··· Excerpt provided ···

98.According to Professor Philippe Sands QC , the chain of responsibility could be extended to individual ministers:
If I were a legal adviser to a Minister, I would say, “Minister, there is a reason, beyond this, why you need to look at this matter, which is that beyond international humanitarian law and international human rights law, there is now also international criminal law. International criminal law imposes responsibilities not on states but on individuals. If it turns out that the United Kingdom is supplying weapons in a conflict that is giving rise to systematic violations of international humanitarian law, I cannot exclude the possibility that, on some day in the future, you, as the person who supplied the weapons, could be hauled before some foreign national court, some domestic UK court or some international court.” If I were a Minister, I would want my legal adviser to say that.

··· Data ···

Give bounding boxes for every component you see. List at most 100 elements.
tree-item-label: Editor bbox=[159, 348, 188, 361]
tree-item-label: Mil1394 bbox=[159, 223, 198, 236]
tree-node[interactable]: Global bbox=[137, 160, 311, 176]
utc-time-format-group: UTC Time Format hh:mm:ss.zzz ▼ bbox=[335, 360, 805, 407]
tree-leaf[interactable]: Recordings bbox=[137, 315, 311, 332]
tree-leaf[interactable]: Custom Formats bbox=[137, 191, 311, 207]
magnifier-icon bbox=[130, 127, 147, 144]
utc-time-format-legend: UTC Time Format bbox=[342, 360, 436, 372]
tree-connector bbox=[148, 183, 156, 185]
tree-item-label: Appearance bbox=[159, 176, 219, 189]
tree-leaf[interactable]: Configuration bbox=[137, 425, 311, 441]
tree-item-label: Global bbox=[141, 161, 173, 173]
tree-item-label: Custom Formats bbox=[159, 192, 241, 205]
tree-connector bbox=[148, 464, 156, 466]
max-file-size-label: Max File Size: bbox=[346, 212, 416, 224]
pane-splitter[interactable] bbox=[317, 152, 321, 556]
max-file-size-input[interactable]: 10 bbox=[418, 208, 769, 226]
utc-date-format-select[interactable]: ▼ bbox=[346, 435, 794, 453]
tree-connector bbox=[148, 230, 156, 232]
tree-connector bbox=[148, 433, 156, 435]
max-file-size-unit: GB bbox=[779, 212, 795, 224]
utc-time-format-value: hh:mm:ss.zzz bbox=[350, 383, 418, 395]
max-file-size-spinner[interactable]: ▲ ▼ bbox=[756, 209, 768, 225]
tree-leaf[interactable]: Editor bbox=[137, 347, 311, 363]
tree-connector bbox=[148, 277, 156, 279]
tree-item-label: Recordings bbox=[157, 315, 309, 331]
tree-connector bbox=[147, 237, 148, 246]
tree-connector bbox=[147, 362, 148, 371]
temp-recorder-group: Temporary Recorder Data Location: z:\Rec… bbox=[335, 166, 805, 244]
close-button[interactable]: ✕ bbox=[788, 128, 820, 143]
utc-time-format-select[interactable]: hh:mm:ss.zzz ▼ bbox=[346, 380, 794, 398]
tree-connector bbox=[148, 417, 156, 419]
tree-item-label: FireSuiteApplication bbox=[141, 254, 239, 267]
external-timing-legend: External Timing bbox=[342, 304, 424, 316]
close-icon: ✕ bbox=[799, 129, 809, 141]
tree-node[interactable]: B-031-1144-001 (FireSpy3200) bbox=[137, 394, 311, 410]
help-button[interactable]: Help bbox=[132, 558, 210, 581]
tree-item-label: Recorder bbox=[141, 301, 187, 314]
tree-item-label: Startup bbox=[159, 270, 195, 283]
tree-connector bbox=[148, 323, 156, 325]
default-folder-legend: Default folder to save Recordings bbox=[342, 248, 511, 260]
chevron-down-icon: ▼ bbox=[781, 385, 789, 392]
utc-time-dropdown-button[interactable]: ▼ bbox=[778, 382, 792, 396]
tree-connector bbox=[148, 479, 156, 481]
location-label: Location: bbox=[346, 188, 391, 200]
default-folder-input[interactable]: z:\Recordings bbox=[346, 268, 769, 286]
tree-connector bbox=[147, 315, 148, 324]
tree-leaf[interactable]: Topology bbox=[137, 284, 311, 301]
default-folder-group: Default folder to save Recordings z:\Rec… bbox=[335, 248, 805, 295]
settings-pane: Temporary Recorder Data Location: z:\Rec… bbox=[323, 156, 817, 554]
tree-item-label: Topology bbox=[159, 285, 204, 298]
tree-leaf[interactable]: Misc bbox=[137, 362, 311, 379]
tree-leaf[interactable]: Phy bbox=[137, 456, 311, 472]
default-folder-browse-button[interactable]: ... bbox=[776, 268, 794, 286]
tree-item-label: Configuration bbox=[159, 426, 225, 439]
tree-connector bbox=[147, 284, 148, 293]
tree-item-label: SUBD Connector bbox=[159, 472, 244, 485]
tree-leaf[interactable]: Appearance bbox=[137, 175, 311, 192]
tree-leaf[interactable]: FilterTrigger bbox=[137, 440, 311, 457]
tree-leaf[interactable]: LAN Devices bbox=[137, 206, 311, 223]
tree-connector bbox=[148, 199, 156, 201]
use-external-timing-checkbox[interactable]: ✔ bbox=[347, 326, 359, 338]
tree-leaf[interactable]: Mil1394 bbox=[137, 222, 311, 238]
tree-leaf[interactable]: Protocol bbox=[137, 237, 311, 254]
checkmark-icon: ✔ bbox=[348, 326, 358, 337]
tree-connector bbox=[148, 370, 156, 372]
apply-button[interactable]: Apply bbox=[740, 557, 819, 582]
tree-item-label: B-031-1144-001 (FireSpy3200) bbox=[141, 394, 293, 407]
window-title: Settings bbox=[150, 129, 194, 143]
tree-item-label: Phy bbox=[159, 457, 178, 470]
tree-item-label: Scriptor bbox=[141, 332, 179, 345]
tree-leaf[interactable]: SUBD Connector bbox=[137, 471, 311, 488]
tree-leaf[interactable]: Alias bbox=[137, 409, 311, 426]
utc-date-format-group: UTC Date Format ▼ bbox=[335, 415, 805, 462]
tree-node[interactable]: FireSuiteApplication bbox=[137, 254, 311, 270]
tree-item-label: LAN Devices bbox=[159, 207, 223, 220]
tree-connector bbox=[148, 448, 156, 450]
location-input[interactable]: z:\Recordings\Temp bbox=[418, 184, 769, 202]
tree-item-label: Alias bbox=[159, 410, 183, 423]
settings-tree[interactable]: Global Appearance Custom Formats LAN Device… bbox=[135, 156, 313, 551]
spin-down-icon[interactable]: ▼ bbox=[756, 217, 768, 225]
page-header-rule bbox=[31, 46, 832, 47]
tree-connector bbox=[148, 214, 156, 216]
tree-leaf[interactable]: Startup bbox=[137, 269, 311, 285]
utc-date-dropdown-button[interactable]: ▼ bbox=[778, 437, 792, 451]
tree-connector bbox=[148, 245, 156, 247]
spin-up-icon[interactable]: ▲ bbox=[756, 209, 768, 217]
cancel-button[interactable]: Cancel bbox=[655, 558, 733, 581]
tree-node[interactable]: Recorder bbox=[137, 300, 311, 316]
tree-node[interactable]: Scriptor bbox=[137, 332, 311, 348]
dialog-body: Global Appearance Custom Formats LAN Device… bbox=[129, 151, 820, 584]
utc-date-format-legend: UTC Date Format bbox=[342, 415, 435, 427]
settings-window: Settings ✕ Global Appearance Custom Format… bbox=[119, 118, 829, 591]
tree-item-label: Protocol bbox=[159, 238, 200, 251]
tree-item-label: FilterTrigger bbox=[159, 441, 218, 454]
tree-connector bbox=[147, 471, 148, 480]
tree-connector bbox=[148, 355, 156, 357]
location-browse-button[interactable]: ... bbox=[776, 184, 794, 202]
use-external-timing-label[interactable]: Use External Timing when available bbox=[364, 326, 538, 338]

···

● **Exercise**
Continue the passage on whether UK ministers could be held personally responsible for weapons supplied to a conflict, beginning right after its final sentence.

● **Task response**
99.The Department for Business, Innovation and Skills publishes the licensing statistics for UK arms exports on a quarterly basis. We heard from Roy Isbister of Saferworld that the UK Government deserves credit for the timeliness of the information made available which allows observers to investigate what has been licensed for transfer up to the start of the previous quarter. He also raised the UK parliamentary oversight system as a model other countries might like to follow. That said, there are limits to the information which can be extracted from the licensing statistics. As we heard from Dr Stavrianakis, statistics do not help her understand the licensing process and, in her view, serve to create the impression of transparency:
What we see happening—well, I do not see anything happening, because what happens inside the licensing process is not made public. There is a black box of decision making. The Government will point to the fact that there is a process and say, “Our process is based on the rules that say that we will not export if there is a clear risk that the equipment might be used in internal repression. Because we have this process that means there can be no risk that the equipment will be used for internal repression, ergo these exports are fine.” That ends up becoming a circular logic. Without their publishing more information to allow independent observers to assess the veracity of those claims, I as an external observer cannot be confident that that is what is happening. We do not know [...] The wording is clear; the Government will not license an export if there is a clear risk that it might be used in internal repression. That still requires judgment. It requires choosing: which evidence and how we measure risk and so on.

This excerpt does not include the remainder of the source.